**Required task**
Lines containing the string "text" are to be collected in full.

**Material supplied**

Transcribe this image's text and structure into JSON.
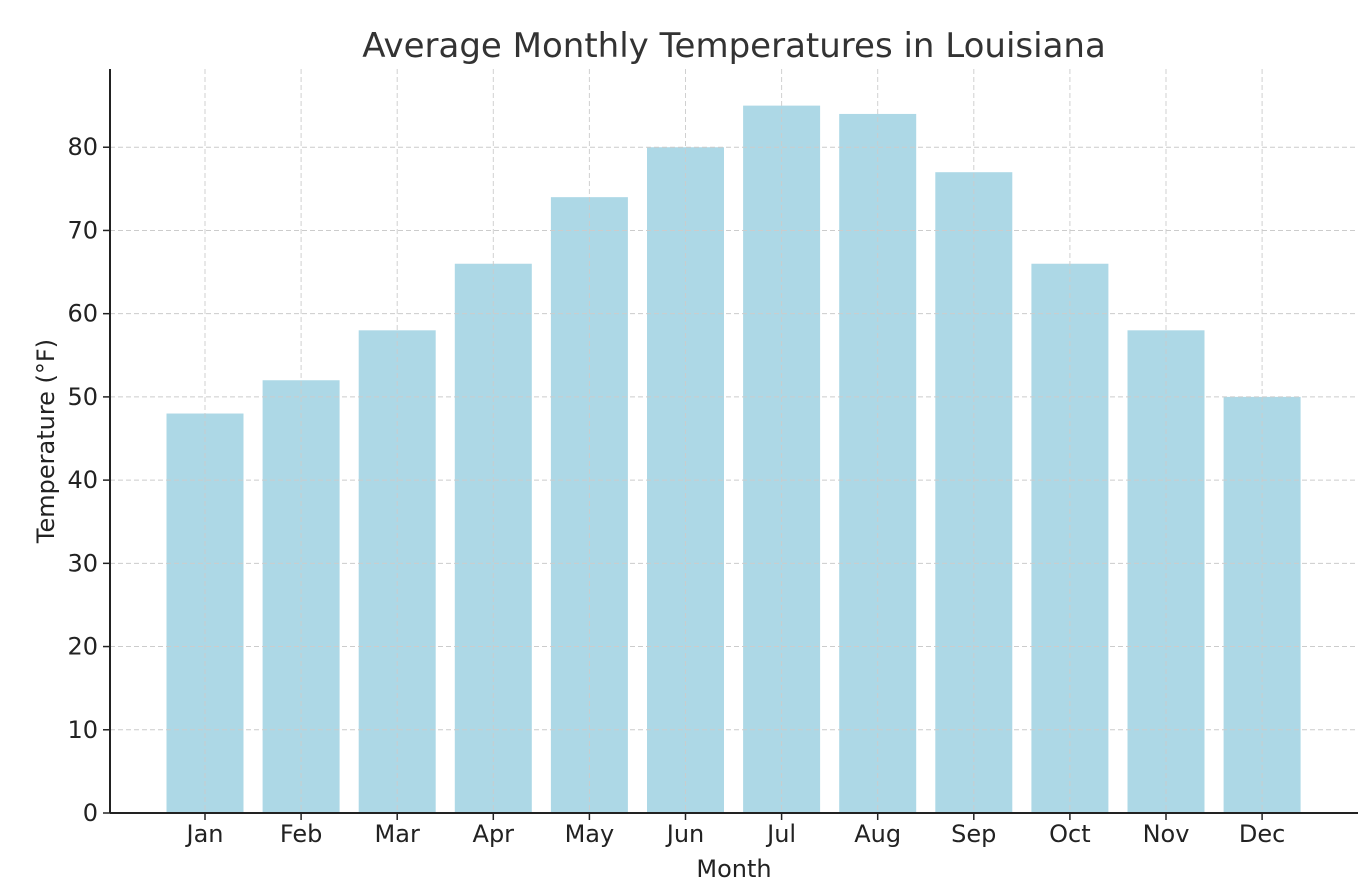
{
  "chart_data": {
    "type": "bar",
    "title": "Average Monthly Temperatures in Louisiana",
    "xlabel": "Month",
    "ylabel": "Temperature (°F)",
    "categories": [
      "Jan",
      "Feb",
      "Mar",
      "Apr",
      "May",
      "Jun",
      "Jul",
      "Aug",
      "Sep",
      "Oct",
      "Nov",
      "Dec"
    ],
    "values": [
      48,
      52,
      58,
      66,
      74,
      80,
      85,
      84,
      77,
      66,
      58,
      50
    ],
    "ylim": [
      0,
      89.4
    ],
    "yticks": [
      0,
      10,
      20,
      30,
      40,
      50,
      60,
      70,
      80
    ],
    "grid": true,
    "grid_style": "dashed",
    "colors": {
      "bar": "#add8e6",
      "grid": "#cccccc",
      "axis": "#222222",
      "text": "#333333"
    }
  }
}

**Output**
Transcribe this image's text and structure into JSON.
      "text": "#333333"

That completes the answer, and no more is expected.